[PROVIDED INFORMATION start]

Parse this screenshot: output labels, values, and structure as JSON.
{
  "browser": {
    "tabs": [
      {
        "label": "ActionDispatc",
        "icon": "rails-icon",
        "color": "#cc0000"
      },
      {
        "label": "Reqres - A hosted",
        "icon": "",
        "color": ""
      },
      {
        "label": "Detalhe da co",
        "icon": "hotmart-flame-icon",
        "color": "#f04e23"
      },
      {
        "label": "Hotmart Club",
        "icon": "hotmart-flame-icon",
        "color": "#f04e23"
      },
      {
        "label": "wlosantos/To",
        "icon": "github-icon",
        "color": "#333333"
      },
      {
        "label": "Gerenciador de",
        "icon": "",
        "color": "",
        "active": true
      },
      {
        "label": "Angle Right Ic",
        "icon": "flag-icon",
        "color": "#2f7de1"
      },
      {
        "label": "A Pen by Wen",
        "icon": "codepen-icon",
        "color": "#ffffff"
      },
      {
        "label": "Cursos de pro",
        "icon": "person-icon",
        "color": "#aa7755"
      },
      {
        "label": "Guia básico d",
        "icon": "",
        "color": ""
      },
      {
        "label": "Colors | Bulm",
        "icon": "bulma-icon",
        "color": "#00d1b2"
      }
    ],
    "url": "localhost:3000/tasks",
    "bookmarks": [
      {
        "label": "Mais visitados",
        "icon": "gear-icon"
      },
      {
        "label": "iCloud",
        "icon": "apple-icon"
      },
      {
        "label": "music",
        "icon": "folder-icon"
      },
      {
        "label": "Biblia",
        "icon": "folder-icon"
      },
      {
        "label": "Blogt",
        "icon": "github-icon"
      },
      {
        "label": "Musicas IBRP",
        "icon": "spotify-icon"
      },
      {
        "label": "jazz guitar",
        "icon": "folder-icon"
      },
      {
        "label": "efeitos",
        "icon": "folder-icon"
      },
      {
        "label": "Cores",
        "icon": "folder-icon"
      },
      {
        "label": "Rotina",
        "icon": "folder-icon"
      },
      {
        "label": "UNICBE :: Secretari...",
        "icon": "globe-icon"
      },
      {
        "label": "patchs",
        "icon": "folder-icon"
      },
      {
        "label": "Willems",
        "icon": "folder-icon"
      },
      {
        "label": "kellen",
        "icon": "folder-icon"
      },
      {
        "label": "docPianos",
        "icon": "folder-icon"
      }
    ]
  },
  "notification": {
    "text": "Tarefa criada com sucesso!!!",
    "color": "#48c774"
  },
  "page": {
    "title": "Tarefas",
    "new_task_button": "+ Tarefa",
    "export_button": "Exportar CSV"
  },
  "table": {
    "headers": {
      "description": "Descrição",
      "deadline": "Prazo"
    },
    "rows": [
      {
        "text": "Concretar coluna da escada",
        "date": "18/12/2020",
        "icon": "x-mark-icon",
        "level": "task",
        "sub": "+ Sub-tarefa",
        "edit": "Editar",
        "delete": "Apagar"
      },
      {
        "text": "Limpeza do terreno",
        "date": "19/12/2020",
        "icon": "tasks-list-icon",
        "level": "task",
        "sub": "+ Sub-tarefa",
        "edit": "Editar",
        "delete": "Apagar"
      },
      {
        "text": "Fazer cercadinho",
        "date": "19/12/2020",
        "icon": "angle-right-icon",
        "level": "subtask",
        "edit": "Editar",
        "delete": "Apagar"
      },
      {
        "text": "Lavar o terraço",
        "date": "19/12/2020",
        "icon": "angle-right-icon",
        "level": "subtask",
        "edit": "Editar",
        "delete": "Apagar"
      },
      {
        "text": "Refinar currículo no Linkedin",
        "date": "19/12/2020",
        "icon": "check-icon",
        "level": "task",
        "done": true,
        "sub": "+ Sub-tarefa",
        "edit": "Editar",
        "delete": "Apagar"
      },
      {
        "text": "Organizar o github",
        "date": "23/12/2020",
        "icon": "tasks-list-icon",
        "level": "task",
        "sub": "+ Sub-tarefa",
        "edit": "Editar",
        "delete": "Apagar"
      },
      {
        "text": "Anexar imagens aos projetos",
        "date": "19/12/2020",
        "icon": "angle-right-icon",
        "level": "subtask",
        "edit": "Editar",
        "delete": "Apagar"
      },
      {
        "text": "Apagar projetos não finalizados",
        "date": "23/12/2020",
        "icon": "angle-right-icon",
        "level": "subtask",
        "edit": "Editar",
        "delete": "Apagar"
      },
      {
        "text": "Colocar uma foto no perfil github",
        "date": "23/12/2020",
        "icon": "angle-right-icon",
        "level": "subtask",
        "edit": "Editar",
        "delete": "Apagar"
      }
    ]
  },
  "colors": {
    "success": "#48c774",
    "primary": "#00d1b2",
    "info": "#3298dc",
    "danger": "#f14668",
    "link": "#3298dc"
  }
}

[PROVIDED INFORMATION end]

§ WORK INSTRUCTIONS:
Write an exact transcription of every entry above.

§ SOLUTION:
Parse this screenshot: output labels, values, and structure as JSON.
{
  "browser": {
    "tabs": [
      {
        "label": "ActionDispatc",
        "icon": "rails-icon",
        "color": "#cc0000"
      },
      {
        "label": "Reqres - A hosted",
        "icon": "",
        "color": ""
      },
      {
        "label": "Detalhe da co",
        "icon": "hotmart-flame-icon",
        "color": "#f04e23"
      },
      {
        "label": "Hotmart Club",
        "icon": "hotmart-flame-icon",
        "color": "#f04e23"
      },
      {
        "label": "wlosantos/To",
        "icon": "github-icon",
        "color": "#333333"
      },
      {
        "label": "Gerenciador de",
        "icon": "",
        "color": "",
        "active": true
      },
      {
        "label": "Angle Right Ic",
        "icon": "flag-icon",
        "color": "#2f7de1"
      },
      {
        "label": "A Pen by Wen",
        "icon": "codepen-icon",
        "color": "#ffffff"
      },
      {
        "label": "Cursos de pro",
        "icon": "person-icon",
        "color": "#aa7755"
      },
      {
        "label": "Guia básico d",
        "icon": "",
        "color": ""
      },
      {
        "label": "Colors | Bulm",
        "icon": "bulma-icon",
        "color": "#00d1b2"
      }
    ],
    "url": "localhost:3000/tasks",
    "bookmarks": [
      {
        "label": "Mais visitados",
        "icon": "gear-icon"
      },
      {
        "label": "iCloud",
        "icon": "apple-icon"
      },
      {
        "label": "music",
        "icon": "folder-icon"
      },
      {
        "label": "Biblia",
        "icon": "folder-icon"
      },
      {
        "label": "Blogt",
        "icon": "github-icon"
      },
      {
        "label": "Musicas IBRP",
        "icon": "spotify-icon"
      },
      {
        "label": "jazz guitar",
        "icon": "folder-icon"
      },
      {
        "label": "efeitos",
        "icon": "folder-icon"
      },
      {
        "label": "Cores",
        "icon": "folder-icon"
      },
      {
        "label": "Rotina",
        "icon": "folder-icon"
      },
      {
        "label": "UNICBE :: Secretari...",
        "icon": "globe-icon"
      },
      {
        "label": "patchs",
        "icon": "folder-icon"
      },
      {
        "label": "Willems",
        "icon": "folder-icon"
      },
      {
        "label": "kellen",
        "icon": "folder-icon"
      },
      {
        "label": "docPianos",
        "icon": "folder-icon"
      }
    ]
  },
  "notification": {
    "text": "Tarefa criada com sucesso!!!",
    "color": "#48c774"
  },
  "page": {
    "title": "Tarefas",
    "new_task_button": "+ Tarefa",
    "export_button": "Exportar CSV"
  },
  "table": {
    "headers": {
      "description": "Descrição",
      "deadline": "Prazo"
    },
    "rows": [
      {
        "text": "Concretar coluna da escada",
        "date": "18/12/2020",
        "icon": "x-mark-icon",
        "level": "task",
        "sub": "+ Sub-tarefa",
        "edit": "Editar",
        "delete": "Apagar"
      },
      {
        "text": "Limpeza do terreno",
        "date": "19/12/2020",
        "icon": "tasks-list-icon",
        "level": "task",
        "sub": "+ Sub-tarefa",
        "edit": "Editar",
        "delete": "Apagar"
      },
      {
        "text": "Fazer cercadinho",
        "date": "19/12/2020",
        "icon": "angle-right-icon",
        "level": "subtask",
        "edit": "Editar",
        "delete": "Apagar"
      },
      {
        "text": "Lavar o terraço",
        "date": "19/12/2020",
        "icon": "angle-right-icon",
        "level": "subtask",
        "edit": "Editar",
        "delete": "Apagar"
      },
      {
        "text": "Refinar currículo no Linkedin",
        "date": "19/12/2020",
        "icon": "check-icon",
        "level": "task",
        "done": true,
        "sub": "+ Sub-tarefa",
        "edit": "Editar",
        "delete": "Apagar"
      },
      {
        "text": "Organizar o github",
        "date": "23/12/2020",
        "icon": "tasks-list-icon",
        "level": "task",
        "sub": "+ Sub-tarefa",
        "edit": "Editar",
        "delete": "Apagar"
      },
      {
        "text": "Anexar imagens aos projetos",
        "date": "19/12/2020",
        "icon": "angle-right-icon",
        "level": "subtask",
        "edit": "Editar",
        "delete": "Apagar"
      },
      {
        "text": "Apagar projetos não finalizados",
        "date": "23/12/2020",
        "icon": "angle-right-icon",
        "level": "subtask",
        "edit": "Editar",
        "delete": "Apagar"
      },
      {
        "text": "Colocar uma foto no perfil github",
        "date": "23/12/2020",
        "icon": "angle-right-icon",
        "level": "subtask",
        "edit": "Editar",
        "delete": "Apagar"
      }
    ]
  },
  "colors": {
    "success": "#48c774",
    "primary": "#00d1b2",
    "info": "#3298dc",
    "danger": "#f14668",
    "link": "#3298dc"
  }
}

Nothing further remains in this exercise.